== Required work ==
Reproduce the records below verbatim, from their first line through the line that contains "75, 2122, 770]", and nothing more.

++++++++++

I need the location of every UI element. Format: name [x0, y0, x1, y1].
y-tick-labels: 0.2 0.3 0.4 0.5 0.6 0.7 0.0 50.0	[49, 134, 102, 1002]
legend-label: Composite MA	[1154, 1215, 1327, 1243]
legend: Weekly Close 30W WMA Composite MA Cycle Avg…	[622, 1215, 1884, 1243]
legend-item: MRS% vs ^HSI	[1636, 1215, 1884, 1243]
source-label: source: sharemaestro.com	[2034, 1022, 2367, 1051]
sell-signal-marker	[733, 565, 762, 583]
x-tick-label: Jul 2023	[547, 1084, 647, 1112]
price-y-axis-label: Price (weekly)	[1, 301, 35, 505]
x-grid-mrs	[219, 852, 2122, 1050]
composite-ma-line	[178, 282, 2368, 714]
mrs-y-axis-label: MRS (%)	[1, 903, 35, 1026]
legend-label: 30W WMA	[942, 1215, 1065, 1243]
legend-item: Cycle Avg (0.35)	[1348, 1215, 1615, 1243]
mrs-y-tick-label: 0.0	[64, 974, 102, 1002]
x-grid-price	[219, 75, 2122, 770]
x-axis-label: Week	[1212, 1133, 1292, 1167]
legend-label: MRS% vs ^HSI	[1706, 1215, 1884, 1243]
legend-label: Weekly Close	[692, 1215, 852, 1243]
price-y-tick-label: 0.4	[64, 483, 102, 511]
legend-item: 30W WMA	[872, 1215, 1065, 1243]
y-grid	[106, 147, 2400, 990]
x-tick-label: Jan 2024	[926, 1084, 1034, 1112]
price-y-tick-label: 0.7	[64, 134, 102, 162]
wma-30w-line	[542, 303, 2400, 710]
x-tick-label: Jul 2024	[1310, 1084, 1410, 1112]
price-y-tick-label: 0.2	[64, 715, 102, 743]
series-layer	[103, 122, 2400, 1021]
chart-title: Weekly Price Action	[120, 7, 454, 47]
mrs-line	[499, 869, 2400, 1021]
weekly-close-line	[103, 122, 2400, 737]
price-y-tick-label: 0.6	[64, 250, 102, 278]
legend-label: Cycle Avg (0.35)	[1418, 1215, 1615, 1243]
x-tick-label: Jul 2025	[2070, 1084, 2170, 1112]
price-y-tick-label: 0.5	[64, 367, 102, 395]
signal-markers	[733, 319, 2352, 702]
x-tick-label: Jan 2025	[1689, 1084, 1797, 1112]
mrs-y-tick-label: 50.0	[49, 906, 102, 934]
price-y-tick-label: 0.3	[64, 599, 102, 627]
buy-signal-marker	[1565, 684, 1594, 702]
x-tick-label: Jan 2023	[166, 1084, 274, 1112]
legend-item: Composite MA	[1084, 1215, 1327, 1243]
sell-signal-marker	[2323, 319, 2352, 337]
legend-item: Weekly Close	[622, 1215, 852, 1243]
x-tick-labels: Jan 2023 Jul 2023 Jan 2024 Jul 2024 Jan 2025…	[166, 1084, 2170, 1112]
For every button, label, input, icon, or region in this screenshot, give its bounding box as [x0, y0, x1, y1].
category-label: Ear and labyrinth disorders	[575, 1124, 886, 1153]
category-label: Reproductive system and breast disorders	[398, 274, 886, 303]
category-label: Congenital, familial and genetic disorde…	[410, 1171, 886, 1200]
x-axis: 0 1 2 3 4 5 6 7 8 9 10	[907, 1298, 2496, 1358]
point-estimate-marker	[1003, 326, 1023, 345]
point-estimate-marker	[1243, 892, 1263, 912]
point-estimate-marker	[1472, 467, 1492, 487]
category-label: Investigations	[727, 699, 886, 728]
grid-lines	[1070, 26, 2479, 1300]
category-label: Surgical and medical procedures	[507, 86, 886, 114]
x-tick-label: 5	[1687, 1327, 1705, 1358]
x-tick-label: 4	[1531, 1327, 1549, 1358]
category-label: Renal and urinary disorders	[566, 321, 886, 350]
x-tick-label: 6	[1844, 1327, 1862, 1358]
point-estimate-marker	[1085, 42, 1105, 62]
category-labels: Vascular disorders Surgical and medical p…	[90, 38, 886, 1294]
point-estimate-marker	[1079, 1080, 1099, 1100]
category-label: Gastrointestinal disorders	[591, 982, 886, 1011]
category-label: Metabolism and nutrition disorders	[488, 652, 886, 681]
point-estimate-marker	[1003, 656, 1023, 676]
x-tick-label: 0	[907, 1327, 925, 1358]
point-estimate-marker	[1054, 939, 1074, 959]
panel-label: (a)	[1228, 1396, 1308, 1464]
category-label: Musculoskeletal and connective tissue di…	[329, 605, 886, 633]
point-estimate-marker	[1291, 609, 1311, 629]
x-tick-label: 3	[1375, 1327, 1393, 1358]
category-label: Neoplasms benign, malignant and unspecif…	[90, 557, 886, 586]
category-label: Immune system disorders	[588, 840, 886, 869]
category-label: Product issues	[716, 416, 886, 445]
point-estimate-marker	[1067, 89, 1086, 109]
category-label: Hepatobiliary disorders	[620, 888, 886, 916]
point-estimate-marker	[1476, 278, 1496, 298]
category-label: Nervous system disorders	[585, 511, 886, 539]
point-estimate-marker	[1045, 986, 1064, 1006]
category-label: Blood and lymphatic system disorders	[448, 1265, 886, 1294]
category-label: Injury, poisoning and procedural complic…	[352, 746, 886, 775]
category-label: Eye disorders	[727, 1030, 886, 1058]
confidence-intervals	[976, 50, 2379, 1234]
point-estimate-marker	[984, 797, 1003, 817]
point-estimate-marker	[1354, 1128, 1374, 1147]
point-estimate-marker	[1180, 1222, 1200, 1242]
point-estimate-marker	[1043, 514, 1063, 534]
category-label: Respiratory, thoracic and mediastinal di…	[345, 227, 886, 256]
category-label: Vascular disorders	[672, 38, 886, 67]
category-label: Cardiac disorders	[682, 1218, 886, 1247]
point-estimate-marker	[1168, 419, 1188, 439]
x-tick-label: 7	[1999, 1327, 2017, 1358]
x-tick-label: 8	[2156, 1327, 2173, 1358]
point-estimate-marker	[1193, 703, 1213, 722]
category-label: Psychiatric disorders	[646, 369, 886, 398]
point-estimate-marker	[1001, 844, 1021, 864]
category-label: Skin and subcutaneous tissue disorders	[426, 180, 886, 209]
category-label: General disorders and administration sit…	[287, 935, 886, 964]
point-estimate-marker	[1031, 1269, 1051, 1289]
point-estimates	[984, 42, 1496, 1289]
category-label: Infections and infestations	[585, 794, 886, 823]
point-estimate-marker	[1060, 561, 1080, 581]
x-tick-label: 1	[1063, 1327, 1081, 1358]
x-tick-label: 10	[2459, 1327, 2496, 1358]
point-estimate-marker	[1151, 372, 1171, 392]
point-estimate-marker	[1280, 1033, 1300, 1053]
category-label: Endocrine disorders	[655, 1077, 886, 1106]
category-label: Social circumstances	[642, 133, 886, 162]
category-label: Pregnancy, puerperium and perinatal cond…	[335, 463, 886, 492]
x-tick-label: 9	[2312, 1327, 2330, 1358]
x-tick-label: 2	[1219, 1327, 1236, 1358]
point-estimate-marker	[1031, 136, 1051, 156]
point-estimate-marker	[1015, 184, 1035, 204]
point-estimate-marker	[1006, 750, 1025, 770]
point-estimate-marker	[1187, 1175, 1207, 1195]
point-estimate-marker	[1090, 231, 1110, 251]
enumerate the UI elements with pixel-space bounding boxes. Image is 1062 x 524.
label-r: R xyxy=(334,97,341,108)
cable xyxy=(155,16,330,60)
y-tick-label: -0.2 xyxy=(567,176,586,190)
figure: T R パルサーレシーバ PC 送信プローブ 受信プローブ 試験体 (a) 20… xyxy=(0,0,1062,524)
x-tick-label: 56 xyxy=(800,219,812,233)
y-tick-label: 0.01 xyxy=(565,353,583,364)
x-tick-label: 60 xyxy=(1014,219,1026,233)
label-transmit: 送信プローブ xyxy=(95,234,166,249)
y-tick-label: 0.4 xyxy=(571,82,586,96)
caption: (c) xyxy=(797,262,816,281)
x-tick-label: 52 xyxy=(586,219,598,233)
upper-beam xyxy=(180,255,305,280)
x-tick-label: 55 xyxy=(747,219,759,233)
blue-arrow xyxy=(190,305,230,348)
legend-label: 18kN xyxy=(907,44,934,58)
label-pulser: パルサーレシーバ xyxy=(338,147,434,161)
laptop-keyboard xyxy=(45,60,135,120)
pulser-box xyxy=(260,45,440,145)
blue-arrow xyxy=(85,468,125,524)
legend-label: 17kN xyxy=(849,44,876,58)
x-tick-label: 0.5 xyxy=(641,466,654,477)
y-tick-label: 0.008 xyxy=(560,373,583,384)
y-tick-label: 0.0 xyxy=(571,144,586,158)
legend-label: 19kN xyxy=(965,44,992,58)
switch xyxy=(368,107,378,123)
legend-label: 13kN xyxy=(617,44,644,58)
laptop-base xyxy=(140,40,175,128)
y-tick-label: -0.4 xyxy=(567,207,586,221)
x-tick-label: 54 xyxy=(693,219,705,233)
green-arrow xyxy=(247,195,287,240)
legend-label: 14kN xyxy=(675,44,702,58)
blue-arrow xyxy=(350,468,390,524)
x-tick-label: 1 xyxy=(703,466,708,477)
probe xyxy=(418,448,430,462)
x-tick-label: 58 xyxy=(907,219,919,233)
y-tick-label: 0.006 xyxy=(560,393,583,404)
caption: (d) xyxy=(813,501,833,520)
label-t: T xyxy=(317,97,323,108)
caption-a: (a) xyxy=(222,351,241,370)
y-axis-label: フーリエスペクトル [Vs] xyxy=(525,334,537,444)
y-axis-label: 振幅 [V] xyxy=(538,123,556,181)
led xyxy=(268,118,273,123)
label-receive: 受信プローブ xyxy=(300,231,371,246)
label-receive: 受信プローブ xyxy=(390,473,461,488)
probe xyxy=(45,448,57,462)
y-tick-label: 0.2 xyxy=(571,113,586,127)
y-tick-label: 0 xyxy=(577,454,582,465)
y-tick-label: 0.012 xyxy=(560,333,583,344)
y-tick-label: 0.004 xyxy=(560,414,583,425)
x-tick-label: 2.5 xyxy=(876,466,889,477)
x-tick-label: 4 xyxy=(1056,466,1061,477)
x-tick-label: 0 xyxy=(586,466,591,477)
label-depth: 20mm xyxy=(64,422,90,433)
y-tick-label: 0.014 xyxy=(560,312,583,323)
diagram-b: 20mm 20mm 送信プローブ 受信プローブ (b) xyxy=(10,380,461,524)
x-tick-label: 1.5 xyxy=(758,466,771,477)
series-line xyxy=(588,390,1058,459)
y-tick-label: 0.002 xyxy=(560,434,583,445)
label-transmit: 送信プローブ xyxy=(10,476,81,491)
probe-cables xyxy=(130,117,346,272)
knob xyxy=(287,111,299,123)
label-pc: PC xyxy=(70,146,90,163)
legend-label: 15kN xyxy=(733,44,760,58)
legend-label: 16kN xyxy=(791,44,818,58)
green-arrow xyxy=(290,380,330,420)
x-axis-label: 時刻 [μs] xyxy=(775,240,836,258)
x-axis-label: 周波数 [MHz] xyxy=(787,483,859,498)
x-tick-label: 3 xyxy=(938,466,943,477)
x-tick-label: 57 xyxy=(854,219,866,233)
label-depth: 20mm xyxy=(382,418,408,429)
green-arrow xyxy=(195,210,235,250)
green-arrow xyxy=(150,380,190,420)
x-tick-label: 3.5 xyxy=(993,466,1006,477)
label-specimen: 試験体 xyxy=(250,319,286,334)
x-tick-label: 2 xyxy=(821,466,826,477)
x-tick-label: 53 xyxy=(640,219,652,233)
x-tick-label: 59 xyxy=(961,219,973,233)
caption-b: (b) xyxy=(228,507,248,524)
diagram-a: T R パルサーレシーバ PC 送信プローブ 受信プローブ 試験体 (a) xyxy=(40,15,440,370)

++++++++++

== Answer below ==
I need the location of every UI element. Format: name [x0, y0, x1, y1].
y-tick-labels: 0.2 0.3 0.4 0.5 0.6 0.7 0.0 50.0	[49, 134, 102, 1002]
legend-label: Composite MA	[1154, 1215, 1327, 1243]
legend: Weekly Close 30W WMA Composite MA Cycle Avg…	[622, 1215, 1884, 1243]
legend-item: MRS% vs ^HSI	[1636, 1215, 1884, 1243]
source-label: source: sharemaestro.com	[2034, 1022, 2367, 1051]
sell-signal-marker	[733, 565, 762, 583]
x-tick-label: Jul 2023	[547, 1084, 647, 1112]
price-y-axis-label: Price (weekly)	[1, 301, 35, 505]
x-grid-mrs	[219, 852, 2122, 1050]
composite-ma-line	[178, 282, 2368, 714]
mrs-y-axis-label: MRS (%)	[1, 903, 35, 1026]
legend-label: 30W WMA	[942, 1215, 1065, 1243]
legend-item: Cycle Avg (0.35)	[1348, 1215, 1615, 1243]
mrs-y-tick-label: 0.0	[64, 974, 102, 1002]
x-grid-price	[219, 75, 2122, 770]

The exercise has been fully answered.